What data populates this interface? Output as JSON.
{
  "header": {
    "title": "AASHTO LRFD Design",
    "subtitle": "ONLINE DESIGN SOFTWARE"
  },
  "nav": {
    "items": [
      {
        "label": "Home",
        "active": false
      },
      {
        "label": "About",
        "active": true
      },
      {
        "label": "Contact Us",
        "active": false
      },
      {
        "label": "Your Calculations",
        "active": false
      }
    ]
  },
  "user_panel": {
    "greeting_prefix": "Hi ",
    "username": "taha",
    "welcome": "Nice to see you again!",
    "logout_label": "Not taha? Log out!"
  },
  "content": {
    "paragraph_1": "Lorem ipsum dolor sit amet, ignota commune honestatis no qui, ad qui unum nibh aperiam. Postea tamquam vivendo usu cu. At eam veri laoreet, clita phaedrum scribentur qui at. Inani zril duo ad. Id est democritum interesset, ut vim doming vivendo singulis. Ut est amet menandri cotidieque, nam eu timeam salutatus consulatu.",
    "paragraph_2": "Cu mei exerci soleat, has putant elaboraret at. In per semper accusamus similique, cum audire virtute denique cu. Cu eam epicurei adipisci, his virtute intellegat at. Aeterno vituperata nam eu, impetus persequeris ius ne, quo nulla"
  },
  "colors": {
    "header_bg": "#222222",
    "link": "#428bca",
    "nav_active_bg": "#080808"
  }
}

* * * * * * *

Problem statement -
Go back to the listing above and please repeat it exactly.

Answer to the exercise -
What data populates this interface? Output as JSON.
{
  "header": {
    "title": "AASHTO LRFD Design",
    "subtitle": "ONLINE DESIGN SOFTWARE"
  },
  "nav": {
    "items": [
      {
        "label": "Home",
        "active": false
      },
      {
        "label": "About",
        "active": true
      },
      {
        "label": "Contact Us",
        "active": false
      },
      {
        "label": "Your Calculations",
        "active": false
      }
    ]
  },
  "user_panel": {
    "greeting_prefix": "Hi ",
    "username": "taha",
    "welcome": "Nice to see you again!",
    "logout_label": "Not taha? Log out!"
  },
  "content": {
    "paragraph_1": "Lorem ipsum dolor sit amet, ignota commune honestatis no qui, ad qui unum nibh aperiam. Postea tamquam vivendo usu cu. At eam veri laoreet, clita phaedrum scribentur qui at. Inani zril duo ad. Id est democritum interesset, ut vim doming vivendo singulis. Ut est amet menandri cotidieque, nam eu timeam salutatus consulatu.",
    "paragraph_2": "Cu mei exerci soleat, has putant elaboraret at. In per semper accusamus similique, cum audire virtute denique cu. Cu eam epicurei adipisci, his virtute intellegat at. Aeterno vituperata nam eu, impetus persequeris ius ne, quo nulla"
  },
  "colors": {
    "header_bg": "#222222",
    "link": "#428bca",
    "nav_active_bg": "#080808"
  }
}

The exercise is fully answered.